## RAW DATA

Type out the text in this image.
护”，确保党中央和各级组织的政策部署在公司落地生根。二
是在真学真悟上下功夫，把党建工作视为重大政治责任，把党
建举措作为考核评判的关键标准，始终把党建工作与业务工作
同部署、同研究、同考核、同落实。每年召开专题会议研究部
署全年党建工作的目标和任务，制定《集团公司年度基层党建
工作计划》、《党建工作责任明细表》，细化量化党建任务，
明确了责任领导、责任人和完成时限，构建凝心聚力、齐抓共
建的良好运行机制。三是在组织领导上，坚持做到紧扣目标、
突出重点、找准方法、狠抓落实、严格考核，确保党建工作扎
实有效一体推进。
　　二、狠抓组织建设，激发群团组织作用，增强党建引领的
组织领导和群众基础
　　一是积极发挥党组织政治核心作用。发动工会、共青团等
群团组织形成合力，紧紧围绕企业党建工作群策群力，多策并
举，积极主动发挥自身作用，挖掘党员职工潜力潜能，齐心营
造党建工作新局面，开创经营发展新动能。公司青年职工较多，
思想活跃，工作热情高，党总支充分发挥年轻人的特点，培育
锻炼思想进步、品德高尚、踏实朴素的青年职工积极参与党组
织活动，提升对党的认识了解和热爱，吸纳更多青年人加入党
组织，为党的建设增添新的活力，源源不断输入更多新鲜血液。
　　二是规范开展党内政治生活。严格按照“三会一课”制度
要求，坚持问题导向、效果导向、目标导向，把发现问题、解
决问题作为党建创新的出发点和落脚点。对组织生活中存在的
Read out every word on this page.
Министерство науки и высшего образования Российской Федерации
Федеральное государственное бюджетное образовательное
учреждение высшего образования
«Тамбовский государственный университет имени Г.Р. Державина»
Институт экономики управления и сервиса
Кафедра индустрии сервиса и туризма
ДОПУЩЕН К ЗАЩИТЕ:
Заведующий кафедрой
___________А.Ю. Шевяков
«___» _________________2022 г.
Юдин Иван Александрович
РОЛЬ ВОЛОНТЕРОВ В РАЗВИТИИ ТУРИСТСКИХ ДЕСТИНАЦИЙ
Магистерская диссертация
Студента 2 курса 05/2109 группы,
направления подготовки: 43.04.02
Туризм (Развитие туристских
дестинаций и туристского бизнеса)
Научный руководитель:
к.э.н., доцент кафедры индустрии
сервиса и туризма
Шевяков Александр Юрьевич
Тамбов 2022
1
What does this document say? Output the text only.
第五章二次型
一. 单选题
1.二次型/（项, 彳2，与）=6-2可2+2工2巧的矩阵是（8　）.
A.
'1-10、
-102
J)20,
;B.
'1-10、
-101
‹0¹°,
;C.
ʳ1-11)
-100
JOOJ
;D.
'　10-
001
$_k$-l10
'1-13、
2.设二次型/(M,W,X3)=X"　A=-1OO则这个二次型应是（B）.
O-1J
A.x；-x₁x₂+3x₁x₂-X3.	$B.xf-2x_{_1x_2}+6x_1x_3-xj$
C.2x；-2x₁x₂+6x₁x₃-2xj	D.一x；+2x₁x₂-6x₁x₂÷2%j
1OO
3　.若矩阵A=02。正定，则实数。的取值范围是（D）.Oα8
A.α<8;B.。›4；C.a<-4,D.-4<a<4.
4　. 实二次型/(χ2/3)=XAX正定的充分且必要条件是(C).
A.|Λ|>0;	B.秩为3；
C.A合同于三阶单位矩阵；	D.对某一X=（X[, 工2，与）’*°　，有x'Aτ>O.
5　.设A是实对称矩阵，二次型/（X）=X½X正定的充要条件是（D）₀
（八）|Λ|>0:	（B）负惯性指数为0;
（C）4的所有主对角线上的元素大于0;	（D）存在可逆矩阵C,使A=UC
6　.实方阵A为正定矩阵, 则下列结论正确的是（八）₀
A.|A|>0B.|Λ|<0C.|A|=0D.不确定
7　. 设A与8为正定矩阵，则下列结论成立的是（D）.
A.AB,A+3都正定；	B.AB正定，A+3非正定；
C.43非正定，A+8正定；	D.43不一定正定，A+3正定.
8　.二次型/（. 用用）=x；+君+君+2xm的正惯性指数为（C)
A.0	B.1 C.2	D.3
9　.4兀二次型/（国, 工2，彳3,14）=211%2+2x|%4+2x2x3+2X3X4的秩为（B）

## THE TASK
Could you reproduce every record above exactly as it appears?

## WRITTEN RESPONSE
Type out the text in this image.
护”，确保党中央和各级组织的政策部署在公司落地生根。二
是在真学真悟上下功夫，把党建工作视为重大政治责任，把党
建举措作为考核评判的关键标准，始终把党建工作与业务工作
同部署、同研究、同考核、同落实。每年召开专题会议研究部
署全年党建工作的目标和任务，制定《集团公司年度基层党建
工作计划》、《党建工作责任明细表》，细化量化党建任务，
明确了责任领导、责任人和完成时限，构建凝心聚力、齐抓共
建的良好运行机制。三是在组织领导上，坚持做到紧扣目标、
突出重点、找准方法、狠抓落实、严格考核，确保党建工作扎
实有效一体推进。
　　二、狠抓组织建设，激发群团组织作用，增强党建引领的
组织领导和群众基础
　　一是积极发挥党组织政治核心作用。发动工会、共青团等
群团组织形成合力，紧紧围绕企业党建工作群策群力，多策并
举，积极主动发挥自身作用，挖掘党员职工潜力潜能，齐心营
造党建工作新局面，开创经营发展新动能。公司青年职工较多，
思想活跃，工作热情高，党总支充分发挥年轻人的特点，培育
锻炼思想进步、品德高尚、踏实朴素的青年职工积极参与党组
织活动，提升对党的认识了解和热爱，吸纳更多青年人加入党
组织，为党的建设增添新的活力，源源不断输入更多新鲜血液。
　　二是规范开展党内政治生活。严格按照“三会一课”制度
要求，坚持问题导向、效果导向、目标导向，把发现问题、解
决问题作为党建创新的出发点和落脚点。对组织生活中存在的
Read out every word on this page.
Министерство науки и высшего образования Российской Федерации
Федеральное государственное бюджетное образовательное
учреждение высшего образования
«Тамбовский государственный университет имени Г.Р. Державина»
Институт экономики управления и сервиса
Кафедра индустрии сервиса и туризма
ДОПУЩЕН К ЗАЩИТЕ:
Заведующий кафедрой
___________А.Ю. Шевяков
«___» _________________2022 г.
Юдин Иван Александрович
РОЛЬ ВОЛОНТЕРОВ В РАЗВИТИИ ТУРИСТСКИХ ДЕСТИНАЦИЙ
Магистерская диссертация
Студента 2 курса 05/2109 группы,
направления подготовки: 43.04.02
Туризм (Развитие туристских
дестинаций и туристского бизнеса)
Научный руководитель:
к.э.н., доцент кафедры индустрии
сервиса и туризма
Шевяков Александр Юрьевич
Тамбов 2022
1
What does this document say? Output the text only.
第五章二次型
一. 单选题
1.二次型/（项, 彳2，与）=6-2可2+2工2巧的矩阵是（8　）.
A.
'1-10、
-102
J)20,
;B.
'1-10、
-101
‹0¹°,
;C.
ʳ1-11)
-100
JOOJ
;D.
'　10-
001
$_k$-l10
'1-13、
2.设二次型/(M,W,X3)=X"　A=-1OO则这个二次型应是（B）.
O-1J
A.x；-x₁x₂+3x₁x₂-X3.	$B.xf-2x_{_1x_2}+6x_1x_3-xj$
C.2x；-2x₁x₂+6x₁x₃-2xj	D.一x；+2x₁x₂-6x₁x₂÷2%j
1OO
3　.若矩阵A=02。正定，则实数。的取值范围是（D）.Oα8
A.α<8;B.。›4；C.a<-4,D.-4<a<4.
4　. 实二次型/(χ2/3)=XAX正定的充分且必要条件是(C).
A.|Λ|>0;	B.秩为3；
C.A合同于三阶单位矩阵；	D.对某一X=（X[, 工2，与）’*°　，有x'Aτ>O.
5　.设A是实对称矩阵，二次型/（X）=X½X正定的充要条件是（D）₀
（八）|Λ|>0:	（B）负惯性指数为0;
（C）4的所有主对角线上的元素大于0;	（D）存在可逆矩阵C,使A=UC
6　.实方阵A为正定矩阵, 则下列结论正确的是（八）₀
A.|A|>0B.|Λ|<0C.|A|=0D.不确定
7　. 设A与8为正定矩阵，则下列结论成立的是（D）.
A.AB,A+3都正定；	B.AB正定，A+3非正定；
C.43非正定，A+8正定；	D.43不一定正定，A+3正定.
8　.二次型/（. 用用）=x；+君+君+2xm的正惯性指数为（C)
A.0	B.1 C.2	D.3
9　.4兀二次型/（国, 工2，彳3,14）=211%2+2x|%4+2x2x3+2X3X4的秩为（B）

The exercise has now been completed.